Check each line below for the word "Сергеева", and copy those that have it.

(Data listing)

═══

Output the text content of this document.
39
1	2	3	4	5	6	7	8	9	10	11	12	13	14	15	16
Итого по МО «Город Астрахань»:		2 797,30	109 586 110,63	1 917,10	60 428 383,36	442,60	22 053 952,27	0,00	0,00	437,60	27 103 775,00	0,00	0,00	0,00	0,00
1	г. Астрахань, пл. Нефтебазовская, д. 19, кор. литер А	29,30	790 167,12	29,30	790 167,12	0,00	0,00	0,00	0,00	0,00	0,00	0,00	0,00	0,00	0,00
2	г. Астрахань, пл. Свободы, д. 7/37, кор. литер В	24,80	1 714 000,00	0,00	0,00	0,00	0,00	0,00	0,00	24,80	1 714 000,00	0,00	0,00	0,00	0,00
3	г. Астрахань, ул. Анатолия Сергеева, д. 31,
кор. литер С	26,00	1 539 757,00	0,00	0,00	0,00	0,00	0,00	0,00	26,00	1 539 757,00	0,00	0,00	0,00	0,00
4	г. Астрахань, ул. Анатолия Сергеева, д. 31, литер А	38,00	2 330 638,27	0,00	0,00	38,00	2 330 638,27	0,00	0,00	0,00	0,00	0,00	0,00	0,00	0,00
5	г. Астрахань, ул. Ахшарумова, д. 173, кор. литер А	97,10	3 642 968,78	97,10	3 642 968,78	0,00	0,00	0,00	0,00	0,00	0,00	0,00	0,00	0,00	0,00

═══

In response >>
3	г. Астрахань, ул. Анатолия Сергеева, д. 31,
4	г. Астрахань, ул. Анатолия Сергеева, д. 31, литер А	38,00	2 330 638,27	0,00	0,00	38,00	2 330 638,27	0,00	0,00	0,00	0,00	0,00	0,00	0,00	0,00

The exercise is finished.